Posted 11/14/07 at 07:45:29 PM | by David Murphy
A lot of the enclosed “for newbs” water-cooling kits we see at Maximum PC are pretty lame. You get a pump/heatsink combination that’s mildly irritating to install, connected by tubing that’s slightly wider than the veins in your arm. The tubing goes to a radiator that’s often unable to handle the heat output of the processor—even with a noisy 12cm fan pushing more air through it than a jet engine. You spend half an hour installing the device for a whopping cooling difference of three degrees versus what you get from a stock air cooler.
Assembling and installing Swiftech’s new H20-120 water-cooling setup will leave many on the brink of frustration, but if you’re willing to trade an hour of your life for additional cooling relief, this device delivers. It cooled our test rig by an average of 6.5 degrees more than our stock cooler in both our idle and punishment CPU tests, outperforming most of the water-cooling kits we’ve tested.

SUPPLIED MATERIAL:

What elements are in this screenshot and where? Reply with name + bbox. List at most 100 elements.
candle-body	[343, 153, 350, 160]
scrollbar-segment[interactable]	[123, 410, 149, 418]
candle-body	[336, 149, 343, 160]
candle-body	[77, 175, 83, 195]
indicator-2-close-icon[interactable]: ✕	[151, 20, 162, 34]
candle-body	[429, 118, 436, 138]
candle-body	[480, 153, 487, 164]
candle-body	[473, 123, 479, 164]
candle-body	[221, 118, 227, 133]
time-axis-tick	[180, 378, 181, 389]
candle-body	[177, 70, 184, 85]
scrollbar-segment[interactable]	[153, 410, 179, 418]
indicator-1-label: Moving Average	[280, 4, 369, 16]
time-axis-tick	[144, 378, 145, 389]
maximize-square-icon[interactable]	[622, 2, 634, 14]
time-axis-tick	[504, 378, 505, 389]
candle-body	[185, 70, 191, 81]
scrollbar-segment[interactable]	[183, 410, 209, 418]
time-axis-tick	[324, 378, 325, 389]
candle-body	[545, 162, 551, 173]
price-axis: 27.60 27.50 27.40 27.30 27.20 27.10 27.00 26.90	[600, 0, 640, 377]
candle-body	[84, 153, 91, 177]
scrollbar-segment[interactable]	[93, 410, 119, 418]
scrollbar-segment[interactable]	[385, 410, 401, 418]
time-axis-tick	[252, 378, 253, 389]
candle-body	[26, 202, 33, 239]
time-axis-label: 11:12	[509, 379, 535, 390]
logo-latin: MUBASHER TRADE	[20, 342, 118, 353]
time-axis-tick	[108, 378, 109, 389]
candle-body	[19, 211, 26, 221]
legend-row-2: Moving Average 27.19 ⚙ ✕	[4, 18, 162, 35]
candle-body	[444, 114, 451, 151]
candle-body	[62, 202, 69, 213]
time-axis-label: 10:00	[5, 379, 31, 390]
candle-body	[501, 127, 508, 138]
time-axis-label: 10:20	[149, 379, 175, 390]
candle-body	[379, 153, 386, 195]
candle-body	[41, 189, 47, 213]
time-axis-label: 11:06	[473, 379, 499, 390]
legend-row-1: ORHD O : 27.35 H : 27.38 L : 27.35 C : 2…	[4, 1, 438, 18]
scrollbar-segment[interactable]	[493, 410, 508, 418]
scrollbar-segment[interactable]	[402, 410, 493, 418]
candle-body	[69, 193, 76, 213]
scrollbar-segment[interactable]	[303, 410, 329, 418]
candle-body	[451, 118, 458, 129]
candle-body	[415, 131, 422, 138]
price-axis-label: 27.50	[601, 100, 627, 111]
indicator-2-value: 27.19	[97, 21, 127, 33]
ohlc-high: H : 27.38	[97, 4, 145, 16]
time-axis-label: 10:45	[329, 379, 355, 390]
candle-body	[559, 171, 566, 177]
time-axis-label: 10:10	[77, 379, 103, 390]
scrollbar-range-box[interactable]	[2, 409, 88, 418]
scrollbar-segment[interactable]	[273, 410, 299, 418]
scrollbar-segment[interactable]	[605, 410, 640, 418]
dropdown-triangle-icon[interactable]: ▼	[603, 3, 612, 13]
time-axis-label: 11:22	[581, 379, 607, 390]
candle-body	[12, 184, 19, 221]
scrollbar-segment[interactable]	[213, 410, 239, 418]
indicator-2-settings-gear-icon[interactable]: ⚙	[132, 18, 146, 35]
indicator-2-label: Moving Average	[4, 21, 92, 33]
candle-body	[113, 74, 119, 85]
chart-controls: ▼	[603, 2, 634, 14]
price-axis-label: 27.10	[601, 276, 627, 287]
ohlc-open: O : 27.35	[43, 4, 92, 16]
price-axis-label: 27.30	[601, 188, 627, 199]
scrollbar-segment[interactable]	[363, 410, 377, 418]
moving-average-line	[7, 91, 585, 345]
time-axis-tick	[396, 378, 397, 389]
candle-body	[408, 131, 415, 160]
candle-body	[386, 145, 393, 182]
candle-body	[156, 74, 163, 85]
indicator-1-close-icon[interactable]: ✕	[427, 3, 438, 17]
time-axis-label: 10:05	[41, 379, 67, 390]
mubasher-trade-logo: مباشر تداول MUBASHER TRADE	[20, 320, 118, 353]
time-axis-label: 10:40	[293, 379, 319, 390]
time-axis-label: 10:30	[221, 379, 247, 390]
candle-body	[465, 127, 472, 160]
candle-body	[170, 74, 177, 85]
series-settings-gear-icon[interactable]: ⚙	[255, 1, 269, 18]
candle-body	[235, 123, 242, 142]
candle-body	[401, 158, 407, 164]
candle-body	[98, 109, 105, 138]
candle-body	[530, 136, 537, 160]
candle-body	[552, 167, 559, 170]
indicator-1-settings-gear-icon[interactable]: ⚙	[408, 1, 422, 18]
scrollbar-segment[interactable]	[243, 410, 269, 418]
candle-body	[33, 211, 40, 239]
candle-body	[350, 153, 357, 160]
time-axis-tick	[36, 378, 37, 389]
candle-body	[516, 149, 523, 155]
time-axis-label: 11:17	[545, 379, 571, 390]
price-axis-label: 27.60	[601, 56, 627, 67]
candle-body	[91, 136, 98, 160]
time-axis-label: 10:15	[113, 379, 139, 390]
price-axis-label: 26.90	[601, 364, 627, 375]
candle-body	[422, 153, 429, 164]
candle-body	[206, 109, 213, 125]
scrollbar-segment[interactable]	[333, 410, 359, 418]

EXERCISE INSTRUCTIONS:
[1] The water-cooling review names several hardware parts of the typical enclosed "for newbs" kits. List every one of them.
[2] Answer these from the water-cooling review:
(a) What cooling difference versus a stock air cooler does the review say the typical beginner kit achieves?
(b) By what average amount did the Swiftech H20-120 cool the test rig more than the stock cooler?
(c) How much time does the review say a buyer must trade to get the H20-120's extra cooling?

SOLUTIONS IN ORDER:
[1]
- Pump/heatsink combination
- Tubing
- Radiator
- 12cm fan

[2]
(a) Three degrees.
(b) 6.5 degrees.
(c) An hour.